* _PROMPT_: Select, from the material below, each line with "image" in it.

- Opening Delimiter -

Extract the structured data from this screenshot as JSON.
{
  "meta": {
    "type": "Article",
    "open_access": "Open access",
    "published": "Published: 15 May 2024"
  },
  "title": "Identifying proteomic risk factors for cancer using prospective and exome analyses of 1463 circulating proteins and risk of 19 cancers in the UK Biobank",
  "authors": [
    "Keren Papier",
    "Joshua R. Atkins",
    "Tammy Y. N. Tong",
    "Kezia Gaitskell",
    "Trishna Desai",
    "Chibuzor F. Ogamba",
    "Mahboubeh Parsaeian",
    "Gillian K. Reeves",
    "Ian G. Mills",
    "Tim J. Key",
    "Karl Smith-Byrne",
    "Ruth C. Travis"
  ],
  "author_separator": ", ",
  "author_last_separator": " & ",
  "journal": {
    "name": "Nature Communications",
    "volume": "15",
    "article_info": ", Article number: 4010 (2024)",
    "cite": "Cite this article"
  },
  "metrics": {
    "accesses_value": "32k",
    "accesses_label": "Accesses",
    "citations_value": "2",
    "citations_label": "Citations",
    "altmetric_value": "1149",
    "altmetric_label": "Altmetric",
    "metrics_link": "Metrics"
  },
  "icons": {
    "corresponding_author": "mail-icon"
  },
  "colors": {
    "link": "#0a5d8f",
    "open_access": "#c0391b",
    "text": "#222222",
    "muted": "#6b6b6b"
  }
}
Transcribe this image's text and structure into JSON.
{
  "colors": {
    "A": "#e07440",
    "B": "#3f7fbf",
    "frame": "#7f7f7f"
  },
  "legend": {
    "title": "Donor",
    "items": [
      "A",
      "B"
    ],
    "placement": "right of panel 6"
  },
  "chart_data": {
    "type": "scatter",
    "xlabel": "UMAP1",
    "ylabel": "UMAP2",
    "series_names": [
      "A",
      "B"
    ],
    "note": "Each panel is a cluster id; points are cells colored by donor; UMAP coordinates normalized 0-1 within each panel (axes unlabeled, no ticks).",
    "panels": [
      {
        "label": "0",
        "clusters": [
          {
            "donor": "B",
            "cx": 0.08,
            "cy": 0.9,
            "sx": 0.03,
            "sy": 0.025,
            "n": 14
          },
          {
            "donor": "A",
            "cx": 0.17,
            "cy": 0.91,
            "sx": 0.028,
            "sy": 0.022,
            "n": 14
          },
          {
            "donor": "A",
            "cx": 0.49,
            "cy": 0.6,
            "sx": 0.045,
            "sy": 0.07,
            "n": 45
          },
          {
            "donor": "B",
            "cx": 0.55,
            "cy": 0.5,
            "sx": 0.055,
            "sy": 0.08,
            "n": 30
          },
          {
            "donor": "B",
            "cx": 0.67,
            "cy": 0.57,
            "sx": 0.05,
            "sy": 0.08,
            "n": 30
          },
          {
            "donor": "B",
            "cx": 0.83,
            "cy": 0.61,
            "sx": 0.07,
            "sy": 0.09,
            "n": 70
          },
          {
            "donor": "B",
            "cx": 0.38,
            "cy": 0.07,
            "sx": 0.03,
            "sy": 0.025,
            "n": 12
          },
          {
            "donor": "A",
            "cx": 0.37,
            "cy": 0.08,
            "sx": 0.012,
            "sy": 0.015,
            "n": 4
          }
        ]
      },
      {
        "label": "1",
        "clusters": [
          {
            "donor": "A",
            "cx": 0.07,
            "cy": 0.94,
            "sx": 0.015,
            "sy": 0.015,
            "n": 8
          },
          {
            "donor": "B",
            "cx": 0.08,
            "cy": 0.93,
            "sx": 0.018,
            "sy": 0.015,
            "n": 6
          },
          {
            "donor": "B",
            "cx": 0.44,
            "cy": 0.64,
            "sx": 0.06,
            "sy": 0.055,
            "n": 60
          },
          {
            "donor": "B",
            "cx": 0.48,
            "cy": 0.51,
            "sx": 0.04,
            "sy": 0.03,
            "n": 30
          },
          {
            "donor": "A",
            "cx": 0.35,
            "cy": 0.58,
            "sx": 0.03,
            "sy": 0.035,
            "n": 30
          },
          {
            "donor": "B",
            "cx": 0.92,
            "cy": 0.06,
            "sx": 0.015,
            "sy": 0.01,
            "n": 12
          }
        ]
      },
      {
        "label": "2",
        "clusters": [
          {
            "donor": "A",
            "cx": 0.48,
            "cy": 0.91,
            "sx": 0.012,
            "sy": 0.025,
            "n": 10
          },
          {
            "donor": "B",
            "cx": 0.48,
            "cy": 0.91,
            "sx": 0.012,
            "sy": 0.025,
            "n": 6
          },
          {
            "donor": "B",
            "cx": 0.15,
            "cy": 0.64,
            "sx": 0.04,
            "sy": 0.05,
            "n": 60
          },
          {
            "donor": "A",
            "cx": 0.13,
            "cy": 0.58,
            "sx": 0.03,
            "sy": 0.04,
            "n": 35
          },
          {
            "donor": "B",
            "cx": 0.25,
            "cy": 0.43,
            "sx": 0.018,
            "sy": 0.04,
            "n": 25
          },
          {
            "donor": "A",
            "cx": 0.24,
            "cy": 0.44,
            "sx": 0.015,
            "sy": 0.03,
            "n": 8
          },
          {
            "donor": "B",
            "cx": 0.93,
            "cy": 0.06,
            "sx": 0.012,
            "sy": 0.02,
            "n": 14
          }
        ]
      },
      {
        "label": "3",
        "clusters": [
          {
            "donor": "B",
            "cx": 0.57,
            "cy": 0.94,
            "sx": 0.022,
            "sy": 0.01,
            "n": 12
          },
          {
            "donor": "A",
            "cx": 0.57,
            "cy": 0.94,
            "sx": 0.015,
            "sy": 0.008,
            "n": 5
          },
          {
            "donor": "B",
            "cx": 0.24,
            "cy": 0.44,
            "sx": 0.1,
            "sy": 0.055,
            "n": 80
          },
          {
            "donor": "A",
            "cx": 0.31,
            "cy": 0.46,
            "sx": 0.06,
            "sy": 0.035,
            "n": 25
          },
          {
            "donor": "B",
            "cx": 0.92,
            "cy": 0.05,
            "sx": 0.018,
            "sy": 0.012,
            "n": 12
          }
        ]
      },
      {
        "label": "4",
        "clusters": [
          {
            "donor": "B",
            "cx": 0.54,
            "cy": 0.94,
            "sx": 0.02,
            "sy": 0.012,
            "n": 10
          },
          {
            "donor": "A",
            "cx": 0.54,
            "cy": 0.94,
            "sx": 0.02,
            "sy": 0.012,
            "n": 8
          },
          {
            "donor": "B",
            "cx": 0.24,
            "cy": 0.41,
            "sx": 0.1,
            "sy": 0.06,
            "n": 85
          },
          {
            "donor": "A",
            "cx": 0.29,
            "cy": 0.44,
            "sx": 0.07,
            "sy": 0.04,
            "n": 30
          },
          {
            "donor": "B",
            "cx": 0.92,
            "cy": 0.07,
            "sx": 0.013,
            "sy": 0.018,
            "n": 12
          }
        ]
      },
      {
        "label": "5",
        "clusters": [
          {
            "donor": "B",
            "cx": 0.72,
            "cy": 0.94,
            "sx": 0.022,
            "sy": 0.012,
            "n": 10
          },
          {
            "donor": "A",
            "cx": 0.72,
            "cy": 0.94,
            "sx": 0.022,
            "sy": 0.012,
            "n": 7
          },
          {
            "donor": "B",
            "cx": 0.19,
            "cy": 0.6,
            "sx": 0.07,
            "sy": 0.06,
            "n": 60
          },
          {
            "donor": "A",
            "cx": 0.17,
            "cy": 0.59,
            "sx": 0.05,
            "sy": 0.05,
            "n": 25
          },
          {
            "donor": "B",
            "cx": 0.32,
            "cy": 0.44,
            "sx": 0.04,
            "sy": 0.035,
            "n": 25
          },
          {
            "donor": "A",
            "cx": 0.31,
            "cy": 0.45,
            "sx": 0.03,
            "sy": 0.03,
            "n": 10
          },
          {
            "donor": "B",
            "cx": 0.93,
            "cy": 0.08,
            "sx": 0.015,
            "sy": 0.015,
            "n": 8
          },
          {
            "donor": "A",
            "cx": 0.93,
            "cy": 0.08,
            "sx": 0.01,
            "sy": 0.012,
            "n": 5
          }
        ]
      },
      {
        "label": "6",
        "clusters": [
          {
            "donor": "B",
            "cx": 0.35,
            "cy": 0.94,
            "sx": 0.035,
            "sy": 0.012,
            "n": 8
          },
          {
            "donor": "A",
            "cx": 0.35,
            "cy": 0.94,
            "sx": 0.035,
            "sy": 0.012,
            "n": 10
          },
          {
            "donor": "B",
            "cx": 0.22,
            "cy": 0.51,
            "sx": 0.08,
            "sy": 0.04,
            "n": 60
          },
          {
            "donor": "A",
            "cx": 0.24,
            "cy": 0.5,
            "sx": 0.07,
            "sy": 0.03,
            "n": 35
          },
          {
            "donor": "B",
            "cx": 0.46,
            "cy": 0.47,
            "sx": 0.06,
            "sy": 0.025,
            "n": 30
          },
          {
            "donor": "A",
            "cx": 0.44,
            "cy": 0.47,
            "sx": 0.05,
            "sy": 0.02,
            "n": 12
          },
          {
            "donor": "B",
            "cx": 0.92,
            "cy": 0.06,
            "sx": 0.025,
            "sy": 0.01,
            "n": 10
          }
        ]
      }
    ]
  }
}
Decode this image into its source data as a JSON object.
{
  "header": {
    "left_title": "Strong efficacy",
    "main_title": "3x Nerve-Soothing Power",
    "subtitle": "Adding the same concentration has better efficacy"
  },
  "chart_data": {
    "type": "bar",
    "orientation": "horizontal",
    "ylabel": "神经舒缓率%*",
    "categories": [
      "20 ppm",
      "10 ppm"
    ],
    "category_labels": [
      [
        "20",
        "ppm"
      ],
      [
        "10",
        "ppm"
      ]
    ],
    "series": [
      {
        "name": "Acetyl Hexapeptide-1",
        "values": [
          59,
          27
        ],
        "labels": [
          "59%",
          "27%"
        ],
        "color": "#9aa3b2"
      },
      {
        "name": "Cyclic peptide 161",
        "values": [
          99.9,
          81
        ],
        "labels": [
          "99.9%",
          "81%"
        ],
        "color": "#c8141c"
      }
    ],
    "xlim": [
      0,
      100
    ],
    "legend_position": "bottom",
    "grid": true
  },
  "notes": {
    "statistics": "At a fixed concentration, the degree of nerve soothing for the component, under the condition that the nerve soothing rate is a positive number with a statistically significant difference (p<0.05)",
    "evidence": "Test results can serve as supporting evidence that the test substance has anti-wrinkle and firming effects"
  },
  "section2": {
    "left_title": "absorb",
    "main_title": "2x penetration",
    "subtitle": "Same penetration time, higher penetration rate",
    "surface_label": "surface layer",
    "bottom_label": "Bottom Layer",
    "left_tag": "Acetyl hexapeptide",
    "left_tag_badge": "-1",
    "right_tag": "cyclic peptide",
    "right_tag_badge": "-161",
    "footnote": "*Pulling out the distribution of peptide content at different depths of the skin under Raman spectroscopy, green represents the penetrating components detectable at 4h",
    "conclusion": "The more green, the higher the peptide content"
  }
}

- Closing Delimiter -

* _SOLUTION FOR THIS TASK_:
Transcribe this image's text and structure into JSON.
Decode this image into its source data as a JSON object.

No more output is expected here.